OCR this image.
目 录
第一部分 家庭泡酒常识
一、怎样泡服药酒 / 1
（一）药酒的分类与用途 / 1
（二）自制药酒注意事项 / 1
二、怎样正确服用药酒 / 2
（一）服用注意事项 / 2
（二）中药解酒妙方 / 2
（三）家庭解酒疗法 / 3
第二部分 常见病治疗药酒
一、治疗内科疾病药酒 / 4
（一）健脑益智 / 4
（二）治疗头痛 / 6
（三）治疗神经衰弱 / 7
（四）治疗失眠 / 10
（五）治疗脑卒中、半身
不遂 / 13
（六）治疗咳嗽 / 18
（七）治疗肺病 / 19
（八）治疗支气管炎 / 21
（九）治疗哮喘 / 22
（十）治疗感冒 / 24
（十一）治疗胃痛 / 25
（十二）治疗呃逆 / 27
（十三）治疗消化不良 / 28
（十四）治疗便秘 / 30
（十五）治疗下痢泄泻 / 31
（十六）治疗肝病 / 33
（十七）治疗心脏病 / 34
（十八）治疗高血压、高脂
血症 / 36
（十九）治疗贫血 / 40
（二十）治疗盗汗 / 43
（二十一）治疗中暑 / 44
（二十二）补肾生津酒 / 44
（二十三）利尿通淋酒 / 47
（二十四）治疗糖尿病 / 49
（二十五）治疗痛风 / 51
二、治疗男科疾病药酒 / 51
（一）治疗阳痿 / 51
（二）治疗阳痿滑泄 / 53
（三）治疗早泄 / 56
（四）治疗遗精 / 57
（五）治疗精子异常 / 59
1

** Stated task **
Return all of the data exactly as it reads.

** Solution **
OCR this image.
目 录
第一部分 家庭泡酒常识
一、怎样泡服药酒 / 1
（一）药酒的分类与用途 / 1
（二）自制药酒注意事项 / 1
二、怎样正确服用药酒 / 2
（一）服用注意事项 / 2
（二）中药解酒妙方 / 2
（三）家庭解酒疗法 / 3
第二部分 常见病治疗药酒
一、治疗内科疾病药酒 / 4
（一）健脑益智 / 4
（二）治疗头痛 / 6
（三）治疗神经衰弱 / 7
（四）治疗失眠 / 10
（五）治疗脑卒中、半身
不遂 / 13
（六）治疗咳嗽 / 18
（七）治疗肺病 / 19
（八）治疗支气管炎 / 21
（九）治疗哮喘 / 22
（十）治疗感冒 / 24
（十一）治疗胃痛 / 25
（十二）治疗呃逆 / 27
（十三）治疗消化不良 / 28
（十四）治疗便秘 / 30
（十五）治疗下痢泄泻 / 31
（十六）治疗肝病 / 33
（十七）治疗心脏病 / 34
（十八）治疗高血压、高脂
血症 / 36
（十九）治疗贫血 / 40
（二十）治疗盗汗 / 43
（二十一）治疗中暑 / 44
（二十二）补肾生津酒 / 44
（二十三）利尿通淋酒 / 47
（二十四）治疗糖尿病 / 49
（二十五）治疗痛风 / 51
二、治疗男科疾病药酒 / 51
（一）治疗阳痿 / 51
（二）治疗阳痿滑泄 / 53
（三）治疗早泄 / 56
（四）治疗遗精 / 57
（五）治疗精子异常 / 59
1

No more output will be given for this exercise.